──────── DATA RECORDS ────────
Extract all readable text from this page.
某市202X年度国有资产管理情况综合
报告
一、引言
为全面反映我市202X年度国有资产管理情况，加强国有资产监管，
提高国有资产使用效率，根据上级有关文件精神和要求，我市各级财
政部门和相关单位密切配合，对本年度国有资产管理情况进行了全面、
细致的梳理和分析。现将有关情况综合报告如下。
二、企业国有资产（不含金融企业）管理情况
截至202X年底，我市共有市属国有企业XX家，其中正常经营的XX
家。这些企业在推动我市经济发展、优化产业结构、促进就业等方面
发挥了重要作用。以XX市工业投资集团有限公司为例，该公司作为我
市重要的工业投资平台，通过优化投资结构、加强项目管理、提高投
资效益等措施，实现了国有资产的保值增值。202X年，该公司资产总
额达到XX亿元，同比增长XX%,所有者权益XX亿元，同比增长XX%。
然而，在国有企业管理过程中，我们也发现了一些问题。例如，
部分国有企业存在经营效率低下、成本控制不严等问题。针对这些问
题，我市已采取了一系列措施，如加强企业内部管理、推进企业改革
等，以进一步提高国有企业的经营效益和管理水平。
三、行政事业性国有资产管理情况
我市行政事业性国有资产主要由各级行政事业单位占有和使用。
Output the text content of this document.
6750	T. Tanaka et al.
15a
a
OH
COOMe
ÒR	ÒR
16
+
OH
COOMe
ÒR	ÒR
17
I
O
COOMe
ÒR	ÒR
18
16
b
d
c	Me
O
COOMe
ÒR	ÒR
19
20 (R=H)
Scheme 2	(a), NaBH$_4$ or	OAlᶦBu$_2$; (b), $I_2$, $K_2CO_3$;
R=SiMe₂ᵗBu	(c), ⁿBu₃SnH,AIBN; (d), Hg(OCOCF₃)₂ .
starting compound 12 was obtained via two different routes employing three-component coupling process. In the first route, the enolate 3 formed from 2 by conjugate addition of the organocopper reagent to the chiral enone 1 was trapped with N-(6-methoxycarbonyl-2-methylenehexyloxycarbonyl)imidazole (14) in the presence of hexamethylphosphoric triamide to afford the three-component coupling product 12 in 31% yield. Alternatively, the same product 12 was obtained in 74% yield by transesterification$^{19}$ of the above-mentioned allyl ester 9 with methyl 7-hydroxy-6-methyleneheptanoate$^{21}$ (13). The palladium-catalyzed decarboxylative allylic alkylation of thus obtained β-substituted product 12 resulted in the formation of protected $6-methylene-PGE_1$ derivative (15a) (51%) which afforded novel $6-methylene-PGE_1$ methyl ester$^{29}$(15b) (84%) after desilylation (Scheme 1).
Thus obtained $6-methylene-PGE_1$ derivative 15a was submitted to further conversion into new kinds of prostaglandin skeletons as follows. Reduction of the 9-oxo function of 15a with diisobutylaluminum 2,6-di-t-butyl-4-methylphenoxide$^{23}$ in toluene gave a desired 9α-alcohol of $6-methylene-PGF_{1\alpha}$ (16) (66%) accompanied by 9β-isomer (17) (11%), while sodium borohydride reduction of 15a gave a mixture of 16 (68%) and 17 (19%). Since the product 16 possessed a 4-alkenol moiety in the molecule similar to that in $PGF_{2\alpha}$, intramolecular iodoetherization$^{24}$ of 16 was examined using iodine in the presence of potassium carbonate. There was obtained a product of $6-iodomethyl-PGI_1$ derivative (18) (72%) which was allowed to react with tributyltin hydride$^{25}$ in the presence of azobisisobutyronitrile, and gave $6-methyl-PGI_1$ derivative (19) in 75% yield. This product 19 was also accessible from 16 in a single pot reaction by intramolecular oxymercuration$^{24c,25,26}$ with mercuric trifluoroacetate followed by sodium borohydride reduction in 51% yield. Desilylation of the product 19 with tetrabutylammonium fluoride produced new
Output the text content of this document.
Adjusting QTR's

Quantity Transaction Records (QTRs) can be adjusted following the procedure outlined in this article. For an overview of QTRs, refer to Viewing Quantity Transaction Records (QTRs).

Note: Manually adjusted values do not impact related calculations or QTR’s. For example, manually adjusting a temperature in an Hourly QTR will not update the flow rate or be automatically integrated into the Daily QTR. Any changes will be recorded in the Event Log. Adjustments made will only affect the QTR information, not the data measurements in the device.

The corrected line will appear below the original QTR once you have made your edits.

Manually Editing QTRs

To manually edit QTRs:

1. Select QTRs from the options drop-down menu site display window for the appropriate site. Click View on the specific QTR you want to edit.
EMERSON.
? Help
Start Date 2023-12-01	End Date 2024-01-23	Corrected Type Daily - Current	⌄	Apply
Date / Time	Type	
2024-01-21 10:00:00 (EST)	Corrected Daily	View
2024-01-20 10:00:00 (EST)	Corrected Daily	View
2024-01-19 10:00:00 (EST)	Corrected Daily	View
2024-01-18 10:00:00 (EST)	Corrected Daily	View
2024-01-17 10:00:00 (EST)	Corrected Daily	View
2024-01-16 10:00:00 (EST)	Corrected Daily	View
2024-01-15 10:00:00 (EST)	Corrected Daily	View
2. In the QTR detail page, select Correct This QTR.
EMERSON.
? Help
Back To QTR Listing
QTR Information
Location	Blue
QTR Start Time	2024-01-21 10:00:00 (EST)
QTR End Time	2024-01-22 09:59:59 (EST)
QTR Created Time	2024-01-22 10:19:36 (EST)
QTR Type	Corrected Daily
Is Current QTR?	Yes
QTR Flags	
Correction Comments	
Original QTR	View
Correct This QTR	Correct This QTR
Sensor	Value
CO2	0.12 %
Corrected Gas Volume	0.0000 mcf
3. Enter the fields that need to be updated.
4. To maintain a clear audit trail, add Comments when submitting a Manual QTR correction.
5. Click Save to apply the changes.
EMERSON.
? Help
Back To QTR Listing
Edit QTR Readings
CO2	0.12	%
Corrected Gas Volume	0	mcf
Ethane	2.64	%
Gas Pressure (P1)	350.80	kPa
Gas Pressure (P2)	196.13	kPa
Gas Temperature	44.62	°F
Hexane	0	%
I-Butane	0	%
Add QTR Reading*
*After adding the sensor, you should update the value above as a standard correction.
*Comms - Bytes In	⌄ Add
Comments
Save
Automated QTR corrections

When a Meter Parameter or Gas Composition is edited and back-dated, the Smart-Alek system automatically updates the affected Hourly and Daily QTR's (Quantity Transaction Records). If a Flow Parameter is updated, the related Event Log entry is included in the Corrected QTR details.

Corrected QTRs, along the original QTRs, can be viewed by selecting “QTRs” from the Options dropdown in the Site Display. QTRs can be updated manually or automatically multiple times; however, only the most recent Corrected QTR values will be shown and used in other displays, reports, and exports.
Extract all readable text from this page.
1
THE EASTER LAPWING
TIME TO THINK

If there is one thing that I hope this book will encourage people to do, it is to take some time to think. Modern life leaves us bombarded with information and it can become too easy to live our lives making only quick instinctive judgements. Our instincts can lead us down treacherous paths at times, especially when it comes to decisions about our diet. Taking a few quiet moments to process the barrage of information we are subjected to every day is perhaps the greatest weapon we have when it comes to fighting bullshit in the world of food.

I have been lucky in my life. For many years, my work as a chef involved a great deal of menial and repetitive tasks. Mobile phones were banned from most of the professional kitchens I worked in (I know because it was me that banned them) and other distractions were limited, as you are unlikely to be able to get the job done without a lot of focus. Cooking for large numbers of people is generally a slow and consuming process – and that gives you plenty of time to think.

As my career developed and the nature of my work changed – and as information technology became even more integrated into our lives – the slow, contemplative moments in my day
────────
YOUR INSTRUCTIONS:
Transcribe every entry verbatim.

RESULT FOR THIS TASK:
Extract all readable text from this page.
某市202X年度国有资产管理情况综合
报告
一、引言
为全面反映我市202X年度国有资产管理情况，加强国有资产监管，
提高国有资产使用效率，根据上级有关文件精神和要求，我市各级财
政部门和相关单位密切配合，对本年度国有资产管理情况进行了全面、
细致的梳理和分析。现将有关情况综合报告如下。
二、企业国有资产（不含金融企业）管理情况
截至202X年底，我市共有市属国有企业XX家，其中正常经营的XX
家。这些企业在推动我市经济发展、优化产业结构、促进就业等方面
发挥了重要作用。以XX市工业投资集团有限公司为例，该公司作为我
市重要的工业投资平台，通过优化投资结构、加强项目管理、提高投
资效益等措施，实现了国有资产的保值增值。202X年，该公司资产总
额达到XX亿元，同比增长XX%,所有者权益XX亿元，同比增长XX%。
然而，在国有企业管理过程中，我们也发现了一些问题。例如，
部分国有企业存在经营效率低下、成本控制不严等问题。针对这些问
题，我市已采取了一系列措施，如加强企业内部管理、推进企业改革
等，以进一步提高国有企业的经营效益和管理水平。
三、行政事业性国有资产管理情况
我市行政事业性国有资产主要由各级行政事业单位占有和使用。
Output the text content of this document.
6750	T. Tanaka et al.
15a
a
OH
COOMe
ÒR	ÒR
16
+
OH
COOMe
ÒR	ÒR
17
I
O
COOMe
ÒR	ÒR
18
16
b
d
c	Me
O
COOMe
ÒR	ÒR
19
20 (R=H)
Scheme 2	(a), NaBH$_4$ or	OAlᶦBu$_2$; (b), $I_2$, $K_2CO_3$;
R=SiMe₂ᵗBu	(c), ⁿBu₃SnH,AIBN; (d), Hg(OCOCF₃)₂ .
starting compound 12 was obtained via two different routes employing three-component coupling process. In the first route, the enolate 3 formed from 2 by conjugate addition of the organocopper reagent to the chiral enone 1 was trapped with N-(6-methoxycarbonyl-2-methylenehexyloxycarbonyl)imidazole (14) in the presence of hexamethylphosphoric triamide to afford the three-component coupling product 12 in 31% yield. Alternatively, the same product 12 was obtained in 74% yield by transesterification$^{19}$ of the above-mentioned allyl ester 9 with methyl 7-hydroxy-6-methyleneheptanoate$^{21}$ (13). The palladium-catalyzed decarboxylative allylic alkylation of thus obtained β-substituted product 12 resulted in the formation of protected $6-methylene-PGE_1$ derivative (15a) (51%) which afforded novel $6-methylene-PGE_1$ methyl ester$^{29}$(15b) (84%) after desilylation (Scheme 1).
Thus obtained $6-methylene-PGE_1$ derivative 15a was submitted to further conversion into new kinds of prostaglandin skeletons as follows. Reduction of the 9-oxo function of 15a with diisobutylaluminum 2,6-di-t-butyl-4-methylphenoxide$^{23}$ in toluene gave a desired 9α-alcohol of $6-methylene-PGF_{1\alpha}$ (16) (66%) accompanied by 9β-isomer (17) (11%), while sodium borohydride reduction of 15a gave a mixture of 16 (68%) and 17 (19%). Since the product 16 possessed a 4-alkenol moiety in the molecule similar to that in $PGF_{2\alpha}$, intramolecular iodoetherization$^{24}$ of 16 was examined using iodine in the presence of potassium carbonate. There was obtained a product of $6-iodomethyl-PGI_1$ derivative (18) (72%) which was allowed to react with tributyltin hydride$^{25}$ in the presence of azobisisobutyronitrile, and gave $6-methyl-PGI_1$ derivative (19) in 75% yield. This product 19 was also accessible from 16 in a single pot reaction by intramolecular oxymercuration$^{24c,25,26}$ with mercuric trifluoroacetate followed by sodium borohydride reduction in 51% yield. Desilylation of the product 19 with tetrabutylammonium fluoride produced new
Output the text content of this document.
Adjusting QTR's

Quantity Transaction Records (QTRs) can be adjusted following the procedure outlined in this article. For an overview of QTRs, refer to Viewing Quantity Transaction Records (QTRs).

Note: Manually adjusted values do not impact related calculations or QTR’s. For example, manually adjusting a temperature in an Hourly QTR will not update the flow rate or be automatically integrated into the Daily QTR. Any changes will be recorded in the Event Log. Adjustments made will only affect the QTR information, not the data measurements in the device.

The corrected line will appear below the original QTR once you have made your edits.

Manually Editing QTRs

To manually edit QTRs:

1. Select QTRs from the options drop-down menu site display window for the appropriate site. Click View on the specific QTR you want to edit.
EMERSON.
? Help
Start Date 2023-12-01	End Date 2024-01-23	Corrected Type Daily - Current	⌄	Apply
Date / Time	Type	
2024-01-21 10:00:00 (EST)	Corrected Daily	View
2024-01-20 10:00:00 (EST)	Corrected Daily	View
2024-01-19 10:00:00 (EST)	Corrected Daily	View
2024-01-18 10:00:00 (EST)	Corrected Daily	View
2024-01-17 10:00:00 (EST)	Corrected Daily	View
2024-01-16 10:00:00 (EST)	Corrected Daily	View
2024-01-15 10:00:00 (EST)	Corrected Daily	View
2. In the QTR detail page, select Correct This QTR.
EMERSON.
? Help
Back To QTR Listing
QTR Information
Location	Blue
QTR Start Time	2024-01-21 10:00:00 (EST)
QTR End Time	2024-01-22 09:59:59 (EST)
QTR Created Time	2024-01-22 10:19:36 (EST)
QTR Type	Corrected Daily
Is Current QTR?	Yes
QTR Flags	
Correction Comments	
Original QTR	View
Correct This QTR	Correct This QTR
Sensor	Value
CO2	0.12 %
Corrected Gas Volume	0.0000 mcf
3. Enter the fields that need to be updated.
4. To maintain a clear audit trail, add Comments when submitting a Manual QTR correction.
5. Click Save to apply the changes.
EMERSON.
? Help
Back To QTR Listing
Edit QTR Readings
CO2	0.12	%
Corrected Gas Volume	0	mcf
Ethane	2.64	%
Gas Pressure (P1)	350.80	kPa
Gas Pressure (P2)	196.13	kPa
Gas Temperature	44.62	°F
Hexane	0	%
I-Butane	0	%
Add QTR Reading*
*After adding the sensor, you should update the value above as a standard correction.
*Comms - Bytes In	⌄ Add
Comments
Save
Automated QTR corrections

When a Meter Parameter or Gas Composition is edited and back-dated, the Smart-Alek system automatically updates the affected Hourly and Daily QTR's (Quantity Transaction Records). If a Flow Parameter is updated, the related Event Log entry is included in the Corrected QTR details.

Corrected QTRs, along the original QTRs, can be viewed by selecting “QTRs” from the Options dropdown in the Site Display. QTRs can be updated manually or automatically multiple times; however, only the most recent Corrected QTR values will be shown and used in other displays, reports, and exports.
Extract all readable text from this page.
1
THE EASTER LAPWING
TIME TO THINK

If there is one thing that I hope this book will encourage people to do, it is to take some time to think. Modern life leaves us bombarded with information and it can become too easy to live our lives making only quick instinctive judgements. Our instincts can lead us down treacherous paths at times, especially when it comes to decisions about our diet. Taking a few quiet moments to process the barrage of information we are subjected to every day is perhaps the greatest weapon we have when it comes to fighting bullshit in the world of food.

I have been lucky in my life. For many years, my work as a chef involved a great deal of menial and repetitive tasks. Mobile phones were banned from most of the professional kitchens I worked in (I know because it was me that banned them) and other distractions were limited, as you are unlikely to be able to get the job done without a lot of focus. Cooking for large numbers of people is generally a slow and consuming process – and that gives you plenty of time to think.

As my career developed and the nature of my work changed – and as information technology became even more integrated into our lives – the slow, contemplative moments in my day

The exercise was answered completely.